**The task:** Reproduce the lines below word for word, omitting the pictures.

**Data for processing:**

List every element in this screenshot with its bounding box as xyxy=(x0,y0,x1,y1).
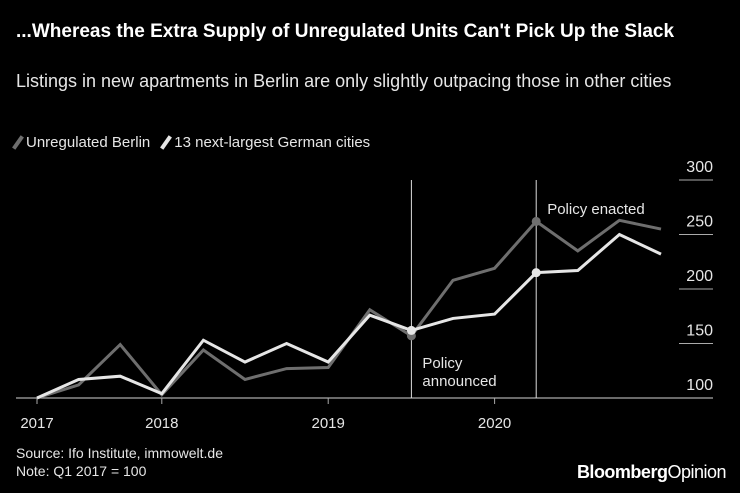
chart-subtitle: Listings in new apartments in Berlin are… xyxy=(16,71,672,91)
legend-label: Unregulated Berlin xyxy=(26,134,151,151)
logo-light: Opinion xyxy=(667,462,726,482)
data-point xyxy=(531,268,541,278)
series-line-cities xyxy=(36,232,662,400)
x-tick-label: 2019 xyxy=(312,415,345,432)
source-note: Source: Ifo Institute, immowelt.de xyxy=(16,445,223,461)
legend-item-berlin: Unregulated Berlin xyxy=(12,134,151,151)
data-point xyxy=(406,325,416,335)
y-tick-label: 200 xyxy=(686,268,713,285)
annotation-label: Policy enacted xyxy=(547,201,645,218)
legend: Unregulated Berlin 13 next-largest Germa… xyxy=(12,134,371,151)
x-tick-label: 2018 xyxy=(145,415,178,432)
bloomberg-opinion-logo: BloombergOpinion xyxy=(576,462,727,483)
y-tick-label: 100 xyxy=(686,377,713,394)
logo-bold: Bloomberg xyxy=(576,462,668,482)
annotation-label: announced xyxy=(422,373,496,390)
data-point xyxy=(531,216,541,226)
legend-item-cities: 13 next-largest German cities xyxy=(160,134,371,151)
y-tick-label: 150 xyxy=(686,323,713,340)
x-tick-label: 2017 xyxy=(20,415,53,432)
annotation-label: Policy xyxy=(422,355,463,372)
y-tick-label: 300 xyxy=(686,159,713,176)
chart-title: ...Whereas the Extra Supply of Unregulat… xyxy=(16,21,675,42)
series-line-berlin xyxy=(36,218,662,400)
base-note: Note: Q1 2017 = 100 xyxy=(16,463,147,479)
x-tick-label: 2020 xyxy=(478,415,511,432)
y-tick-label: 250 xyxy=(686,214,713,231)
legend-label: 13 next-largest German cities xyxy=(174,134,371,151)
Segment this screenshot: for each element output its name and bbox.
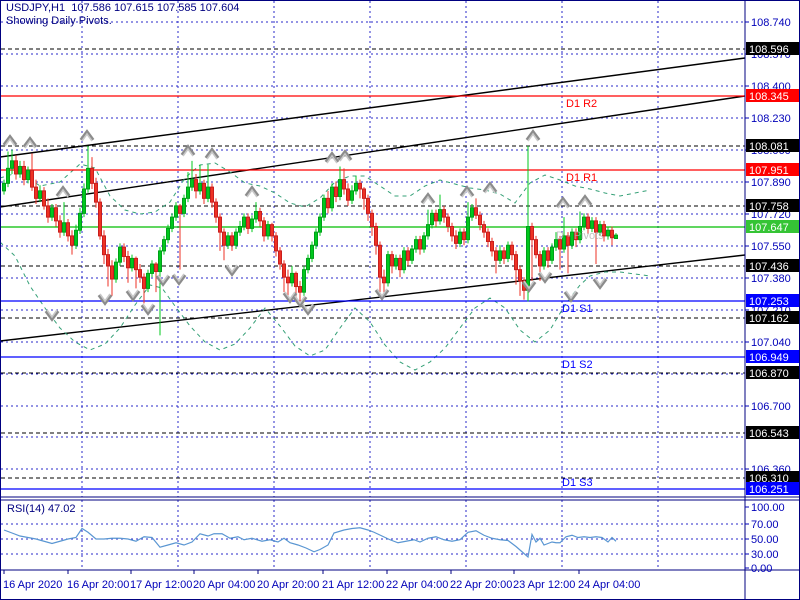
- svg-text:22 Apr 04:00: 22 Apr 04:00: [386, 579, 448, 591]
- rsi-indicator-label: RSI(14) 47.02: [7, 503, 76, 515]
- svg-text:22 Apr 20:00: 22 Apr 20:00: [450, 579, 512, 591]
- symbol-ohlc-line: USDJPY,H1 107.586 107.615 107.585 107.60…: [6, 2, 240, 14]
- svg-text:16 Apr 20:00: 16 Apr 20:00: [67, 579, 129, 591]
- rsi-layer: [3, 527, 617, 559]
- svg-text:106.700: 106.700: [751, 401, 791, 413]
- svg-text:106.251: 106.251: [749, 484, 789, 496]
- pivot-labels-layer: D1 R2 D1 R1 D1 S1 D1 S2 D1 S3: [562, 98, 597, 489]
- svg-text:107.162: 107.162: [749, 313, 789, 325]
- svg-text:108.345: 108.345: [749, 91, 789, 103]
- svg-text:D1 R2: D1 R2: [566, 98, 597, 110]
- svg-text:108.081: 108.081: [749, 141, 789, 153]
- candles-layer: [2, 145, 618, 336]
- svg-text:D1 S2: D1 S2: [562, 359, 593, 371]
- svg-text:20 Apr 20:00: 20 Apr 20:00: [257, 579, 319, 591]
- svg-text:20 Apr 04:00: 20 Apr 04:00: [193, 579, 255, 591]
- time-axis-layer: 16 Apr 2020 16 Apr 20:00 17 Apr 12:00 20 Ap…: [3, 570, 640, 591]
- svg-text:106.870: 106.870: [749, 368, 789, 380]
- svg-text:0.00: 0.00: [751, 563, 772, 575]
- svg-text:50.00: 50.00: [751, 534, 779, 546]
- svg-text:107.253: 107.253: [749, 296, 789, 308]
- indicator-subtitle: Showing Daily Pivots.: [6, 15, 112, 27]
- svg-text:16 Apr 2020: 16 Apr 2020: [3, 579, 62, 591]
- svg-text:D1 S3: D1 S3: [562, 477, 593, 489]
- svg-text:21 Apr 12:00: 21 Apr 12:00: [322, 579, 384, 591]
- svg-text:107.436: 107.436: [749, 261, 789, 273]
- svg-text:107.380: 107.380: [751, 273, 791, 285]
- fractals-layer: [2, 129, 608, 322]
- trendlines-layer: [0, 57, 746, 342]
- grid-layer: [1, 1, 745, 570]
- svg-text:17 Apr 12:00: 17 Apr 12:00: [130, 579, 192, 591]
- svg-text:107.647: 107.647: [749, 222, 789, 234]
- svg-text:100.00: 100.00: [751, 502, 785, 514]
- svg-text:106.543: 106.543: [749, 428, 789, 440]
- svg-text:24 Apr 04:00: 24 Apr 04:00: [578, 579, 640, 591]
- svg-text:107.758: 107.758: [749, 201, 789, 213]
- svg-text:107.040: 107.040: [751, 337, 791, 349]
- svg-text:107.550: 107.550: [751, 241, 791, 253]
- svg-text:106.949: 106.949: [749, 352, 789, 364]
- svg-text:107.951: 107.951: [749, 165, 789, 177]
- pivots-watermark: D - Pivots: [556, 230, 604, 242]
- svg-text:108.596: 108.596: [749, 44, 789, 56]
- svg-text:108.740: 108.740: [751, 17, 791, 29]
- daily-levels-layer: [1, 48, 745, 479]
- svg-text:70.00: 70.00: [751, 519, 779, 531]
- pivot-lines-layer: [1, 95, 745, 490]
- svg-text:107.890: 107.890: [751, 177, 791, 189]
- svg-text:23 Apr 12:00: 23 Apr 12:00: [513, 579, 575, 591]
- svg-text:D1 R1: D1 R1: [566, 172, 597, 184]
- axis-labels-layer: 108.740108.570108.400108.230108.060107.8…: [745, 17, 799, 575]
- svg-text:D1 S1: D1 S1: [562, 303, 593, 315]
- svg-text:30.00: 30.00: [751, 549, 779, 561]
- svg-text:108.230: 108.230: [751, 113, 791, 125]
- envelope-layer: [0, 162, 651, 371]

**Exercise response:**
List every element in this screenshot with its bounding box as xyxy=(x0,y0,x1,y1).
chart-subtitle: Listings in new apartments in Berlin are… xyxy=(16,71,672,91)
legend-label: Unregulated Berlin xyxy=(26,134,151,151)
logo-light: Opinion xyxy=(667,462,726,482)
data-point xyxy=(531,268,541,278)
series-line-cities xyxy=(36,232,662,400)
x-tick-label: 2019 xyxy=(312,415,345,432)
source-note: Source: Ifo Institute, immowelt.de xyxy=(16,445,223,461)
legend-item-berlin: Unregulated Berlin xyxy=(12,134,151,151)
data-point xyxy=(406,325,416,335)
y-tick-label: 200 xyxy=(686,268,713,285)
annotation-label: Policy enacted xyxy=(547,201,645,218)
legend: Unregulated Berlin 13 next-largest Germa… xyxy=(12,134,371,151)
x-tick-label: 2018 xyxy=(145,415,178,432)
bloomberg-opinion-logo: BloombergOpinion xyxy=(576,462,727,483)
y-tick-label: 100 xyxy=(686,377,713,394)
logo-bold: Bloomberg xyxy=(576,462,668,482)
annotation-label: announced xyxy=(422,373,496,390)
data-point xyxy=(531,216,541,226)
legend-item-cities: 13 next-largest German cities xyxy=(160,134,371,151)
y-tick-label: 150 xyxy=(686,323,713,340)
x-tick-label: 2017 xyxy=(20,415,53,432)
annotation-label: Policy xyxy=(422,355,463,372)
y-tick-label: 300 xyxy=(686,159,713,176)
chart-title: ...Whereas the Extra Supply of Unregulat… xyxy=(16,21,675,42)
series-line-berlin xyxy=(36,218,662,400)
base-note: Note: Q1 2017 = 100 xyxy=(16,463,147,479)
x-tick-label: 2020 xyxy=(478,415,511,432)
y-tick-label: 250 xyxy=(686,214,713,231)
legend-label: 13 next-largest German cities xyxy=(174,134,371,151)
Segment this screenshot: for each element output its name and bbox.
- svg-text:22 Apr 04:00: 22 Apr 04:00: [386, 579, 448, 591]
- rsi-indicator-label: RSI(14) 47.02: [7, 503, 76, 515]
- svg-text:22 Apr 20:00: 22 Apr 20:00: [450, 579, 512, 591]
- symbol-ohlc-line: USDJPY,H1 107.586 107.615 107.585 107.60…: [6, 2, 240, 14]
- svg-text:16 Apr 20:00: 16 Apr 20:00: [67, 579, 129, 591]
- rsi-layer: [3, 527, 617, 559]
- svg-text:106.700: 106.700: [751, 401, 791, 413]
- svg-text:106.251: 106.251: [749, 484, 789, 496]
- pivot-labels-layer: D1 R2 D1 R1 D1 S1 D1 S2 D1 S3: [562, 98, 597, 489]
- svg-text:107.162: 107.162: [749, 313, 789, 325]
- svg-text:108.345: 108.345: [749, 91, 789, 103]
- svg-text:D1 R2: D1 R2: [566, 98, 597, 110]
- svg-text:108.081: 108.081: [749, 141, 789, 153]
- candles-layer: [2, 145, 618, 336]
- svg-text:D1 S2: D1 S2: [562, 359, 593, 371]
- svg-text:20 Apr 20:00: 20 Apr 20:00: [257, 579, 319, 591]
- svg-text:20 Apr 04:00: 20 Apr 04:00: [193, 579, 255, 591]
- time-axis-layer: 16 Apr 2020 16 Apr 20:00 17 Apr 12:00 20 Ap…: [3, 570, 640, 591]
- svg-text:106.870: 106.870: [749, 368, 789, 380]
- svg-text:0.00: 0.00: [751, 563, 772, 575]
- svg-text:50.00: 50.00: [751, 534, 779, 546]
- svg-text:107.253: 107.253: [749, 296, 789, 308]
- indicator-subtitle: Showing Daily Pivots.: [6, 15, 112, 27]
- svg-text:16 Apr 2020: 16 Apr 2020: [3, 579, 62, 591]
- svg-text:D1 S3: D1 S3: [562, 477, 593, 489]
- svg-text:21 Apr 12:00: 21 Apr 12:00: [322, 579, 384, 591]
- svg-text:107.436: 107.436: [749, 261, 789, 273]
- svg-text:107.380: 107.380: [751, 273, 791, 285]
- fractals-layer: [2, 129, 608, 322]
- trendlines-layer: [0, 57, 746, 342]
- grid-layer: [1, 1, 745, 570]
- svg-text:17 Apr 12:00: 17 Apr 12:00: [130, 579, 192, 591]
- svg-text:107.647: 107.647: [749, 222, 789, 234]
- svg-text:100.00: 100.00: [751, 502, 785, 514]
- svg-text:106.543: 106.543: [749, 428, 789, 440]
- svg-text:24 Apr 04:00: 24 Apr 04:00: [578, 579, 640, 591]
- svg-text:107.758: 107.758: [749, 201, 789, 213]
- svg-text:107.040: 107.040: [751, 337, 791, 349]
- svg-text:107.550: 107.550: [751, 241, 791, 253]
- svg-text:106.949: 106.949: [749, 352, 789, 364]
- svg-text:107.951: 107.951: [749, 165, 789, 177]
- pivots-watermark: D - Pivots: [556, 230, 604, 242]
- svg-text:108.596: 108.596: [749, 44, 789, 56]
- svg-text:108.740: 108.740: [751, 17, 791, 29]
- daily-levels-layer: [1, 48, 745, 479]
- svg-text:70.00: 70.00: [751, 519, 779, 531]
- pivot-lines-layer: [1, 95, 745, 490]
- svg-text:107.890: 107.890: [751, 177, 791, 189]
- svg-text:23 Apr 12:00: 23 Apr 12:00: [513, 579, 575, 591]
- svg-text:D1 R1: D1 R1: [566, 172, 597, 184]
- axis-labels-layer: 108.740108.570108.400108.230108.060107.8…: [745, 17, 799, 575]
- svg-text:D1 S1: D1 S1: [562, 303, 593, 315]
- svg-text:30.00: 30.00: [751, 549, 779, 561]
- svg-text:108.230: 108.230: [751, 113, 791, 125]
- envelope-layer: [0, 162, 651, 371]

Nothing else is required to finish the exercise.